Transcribe exactly the lines from the one holding "What does this" to the end of the data below, including both of those lines and no others.

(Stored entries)
----

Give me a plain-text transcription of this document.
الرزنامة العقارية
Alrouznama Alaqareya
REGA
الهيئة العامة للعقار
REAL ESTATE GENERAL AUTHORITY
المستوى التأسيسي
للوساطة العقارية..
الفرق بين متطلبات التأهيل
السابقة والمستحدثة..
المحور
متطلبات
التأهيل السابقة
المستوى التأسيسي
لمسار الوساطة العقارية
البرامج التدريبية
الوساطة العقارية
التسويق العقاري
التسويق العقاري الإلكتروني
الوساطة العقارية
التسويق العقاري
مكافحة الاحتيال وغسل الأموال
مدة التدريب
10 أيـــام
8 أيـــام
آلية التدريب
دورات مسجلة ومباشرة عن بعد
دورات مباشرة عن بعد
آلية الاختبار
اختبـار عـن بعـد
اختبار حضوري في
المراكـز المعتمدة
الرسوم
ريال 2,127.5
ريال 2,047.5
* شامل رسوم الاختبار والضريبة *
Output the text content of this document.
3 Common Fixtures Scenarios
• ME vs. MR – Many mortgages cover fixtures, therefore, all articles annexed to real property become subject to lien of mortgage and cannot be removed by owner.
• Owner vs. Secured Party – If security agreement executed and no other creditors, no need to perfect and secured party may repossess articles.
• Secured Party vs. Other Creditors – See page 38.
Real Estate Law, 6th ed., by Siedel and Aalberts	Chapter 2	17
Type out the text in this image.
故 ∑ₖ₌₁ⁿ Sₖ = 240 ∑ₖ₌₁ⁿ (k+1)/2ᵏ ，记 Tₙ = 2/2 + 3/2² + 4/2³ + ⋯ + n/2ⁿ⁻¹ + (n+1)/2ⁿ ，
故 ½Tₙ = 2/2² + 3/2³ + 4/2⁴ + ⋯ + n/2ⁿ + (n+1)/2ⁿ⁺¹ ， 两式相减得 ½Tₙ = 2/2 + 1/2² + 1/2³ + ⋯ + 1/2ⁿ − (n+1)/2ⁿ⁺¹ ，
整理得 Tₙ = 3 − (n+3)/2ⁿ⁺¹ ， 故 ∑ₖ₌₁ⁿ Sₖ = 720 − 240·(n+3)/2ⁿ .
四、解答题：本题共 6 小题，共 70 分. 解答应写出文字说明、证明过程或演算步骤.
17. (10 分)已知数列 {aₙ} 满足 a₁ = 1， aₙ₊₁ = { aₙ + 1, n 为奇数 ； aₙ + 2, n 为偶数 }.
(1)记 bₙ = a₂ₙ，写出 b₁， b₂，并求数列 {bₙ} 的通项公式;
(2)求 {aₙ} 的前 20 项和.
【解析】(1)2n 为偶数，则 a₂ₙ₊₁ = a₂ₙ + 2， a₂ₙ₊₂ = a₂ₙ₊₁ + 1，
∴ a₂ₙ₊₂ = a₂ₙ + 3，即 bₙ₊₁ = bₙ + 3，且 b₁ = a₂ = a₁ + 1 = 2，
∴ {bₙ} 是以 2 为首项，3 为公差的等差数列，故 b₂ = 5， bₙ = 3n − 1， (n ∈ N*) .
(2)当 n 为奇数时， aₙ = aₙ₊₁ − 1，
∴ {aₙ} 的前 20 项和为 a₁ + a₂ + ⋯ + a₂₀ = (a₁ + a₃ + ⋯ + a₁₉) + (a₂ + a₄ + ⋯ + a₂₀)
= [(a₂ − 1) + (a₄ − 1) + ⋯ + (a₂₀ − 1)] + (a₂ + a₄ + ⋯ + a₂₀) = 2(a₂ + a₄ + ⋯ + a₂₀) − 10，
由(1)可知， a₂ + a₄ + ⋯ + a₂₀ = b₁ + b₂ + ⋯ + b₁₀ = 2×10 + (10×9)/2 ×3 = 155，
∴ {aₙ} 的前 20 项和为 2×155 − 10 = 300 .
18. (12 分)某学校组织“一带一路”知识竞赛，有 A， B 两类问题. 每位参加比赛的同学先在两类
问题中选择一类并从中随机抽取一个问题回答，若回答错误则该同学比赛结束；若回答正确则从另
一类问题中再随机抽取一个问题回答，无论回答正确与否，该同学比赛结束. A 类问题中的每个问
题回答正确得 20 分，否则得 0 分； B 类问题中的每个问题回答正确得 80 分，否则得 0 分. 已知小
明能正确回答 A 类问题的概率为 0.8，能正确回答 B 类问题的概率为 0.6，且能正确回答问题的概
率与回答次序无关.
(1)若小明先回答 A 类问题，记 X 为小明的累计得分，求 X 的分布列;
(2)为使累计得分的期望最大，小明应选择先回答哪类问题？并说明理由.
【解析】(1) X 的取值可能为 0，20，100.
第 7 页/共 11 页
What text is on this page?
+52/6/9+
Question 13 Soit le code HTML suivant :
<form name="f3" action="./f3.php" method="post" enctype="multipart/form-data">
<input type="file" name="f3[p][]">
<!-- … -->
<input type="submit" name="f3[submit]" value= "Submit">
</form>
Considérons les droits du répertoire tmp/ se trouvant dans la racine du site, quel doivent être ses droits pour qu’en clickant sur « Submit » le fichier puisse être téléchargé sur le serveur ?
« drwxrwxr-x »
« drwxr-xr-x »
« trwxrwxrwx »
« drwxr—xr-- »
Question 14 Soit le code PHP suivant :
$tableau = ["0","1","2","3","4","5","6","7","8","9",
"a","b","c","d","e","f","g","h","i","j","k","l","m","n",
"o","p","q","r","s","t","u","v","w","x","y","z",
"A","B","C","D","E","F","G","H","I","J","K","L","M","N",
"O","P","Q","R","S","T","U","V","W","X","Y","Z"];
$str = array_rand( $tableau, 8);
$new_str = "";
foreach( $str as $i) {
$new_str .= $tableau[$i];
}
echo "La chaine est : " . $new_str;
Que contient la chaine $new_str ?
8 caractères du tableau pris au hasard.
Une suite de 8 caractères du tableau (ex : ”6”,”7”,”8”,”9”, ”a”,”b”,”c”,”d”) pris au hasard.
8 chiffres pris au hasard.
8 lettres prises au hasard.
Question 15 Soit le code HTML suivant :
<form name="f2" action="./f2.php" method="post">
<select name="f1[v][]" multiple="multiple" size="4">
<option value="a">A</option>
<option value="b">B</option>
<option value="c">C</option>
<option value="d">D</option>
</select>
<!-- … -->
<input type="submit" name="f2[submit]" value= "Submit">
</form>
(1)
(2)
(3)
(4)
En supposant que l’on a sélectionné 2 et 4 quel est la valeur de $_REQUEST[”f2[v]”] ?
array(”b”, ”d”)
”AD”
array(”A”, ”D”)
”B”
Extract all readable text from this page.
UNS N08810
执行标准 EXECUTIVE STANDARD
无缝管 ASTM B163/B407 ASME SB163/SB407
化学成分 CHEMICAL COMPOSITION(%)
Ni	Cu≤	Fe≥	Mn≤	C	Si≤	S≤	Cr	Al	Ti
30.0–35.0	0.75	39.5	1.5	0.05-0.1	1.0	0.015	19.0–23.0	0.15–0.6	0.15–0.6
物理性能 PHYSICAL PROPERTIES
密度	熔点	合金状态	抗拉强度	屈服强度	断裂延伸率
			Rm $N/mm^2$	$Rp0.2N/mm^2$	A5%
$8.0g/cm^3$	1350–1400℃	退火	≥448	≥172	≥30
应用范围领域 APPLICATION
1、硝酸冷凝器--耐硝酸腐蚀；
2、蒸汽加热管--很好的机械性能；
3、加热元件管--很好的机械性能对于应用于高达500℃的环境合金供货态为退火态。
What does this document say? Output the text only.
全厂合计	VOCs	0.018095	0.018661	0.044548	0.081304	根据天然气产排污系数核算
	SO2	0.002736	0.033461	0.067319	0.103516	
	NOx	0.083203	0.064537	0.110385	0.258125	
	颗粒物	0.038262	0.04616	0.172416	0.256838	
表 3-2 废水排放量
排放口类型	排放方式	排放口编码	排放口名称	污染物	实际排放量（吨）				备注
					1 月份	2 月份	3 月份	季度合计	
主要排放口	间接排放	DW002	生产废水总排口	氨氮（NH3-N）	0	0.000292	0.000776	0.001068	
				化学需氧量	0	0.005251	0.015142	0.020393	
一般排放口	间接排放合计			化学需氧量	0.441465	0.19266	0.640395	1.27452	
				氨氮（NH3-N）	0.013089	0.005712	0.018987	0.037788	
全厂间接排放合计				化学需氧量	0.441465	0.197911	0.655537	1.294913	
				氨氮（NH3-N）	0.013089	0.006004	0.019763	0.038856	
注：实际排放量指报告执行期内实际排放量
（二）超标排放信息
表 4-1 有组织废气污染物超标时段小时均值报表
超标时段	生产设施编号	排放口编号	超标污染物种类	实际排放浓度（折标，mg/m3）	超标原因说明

----

Response to the task
What does this document say? Output the text only.
全厂合计	VOCs	0.018095	0.018661	0.044548	0.081304	根据天然气产排污系数核算
	SO2	0.002736	0.033461	0.067319	0.103516	
	NOx	0.083203	0.064537	0.110385	0.258125	
	颗粒物	0.038262	0.04616	0.172416	0.256838	
表 3-2 废水排放量
排放口类型	排放方式	排放口编码	排放口名称	污染物	实际排放量（吨）				备注
					1 月份	2 月份	3 月份	季度合计	
主要排放口	间接排放	DW002	生产废水总排口	氨氮（NH3-N）	0	0.000292	0.000776	0.001068	
				化学需氧量	0	0.005251	0.015142	0.020393	
一般排放口	间接排放合计			化学需氧量	0.441465	0.19266	0.640395	1.27452	
				氨氮（NH3-N）	0.013089	0.005712	0.018987	0.037788	
全厂间接排放合计				化学需氧量	0.441465	0.197911	0.655537	1.294913	
				氨氮（NH3-N）	0.013089	0.006004	0.019763	0.038856	
注：实际排放量指报告执行期内实际排放量
（二）超标排放信息
表 4-1 有组织废气污染物超标时段小时均值报表
超标时段	生产设施编号	排放口编号	超标污染物种类	实际排放浓度（折标，mg/m3）	超标原因说明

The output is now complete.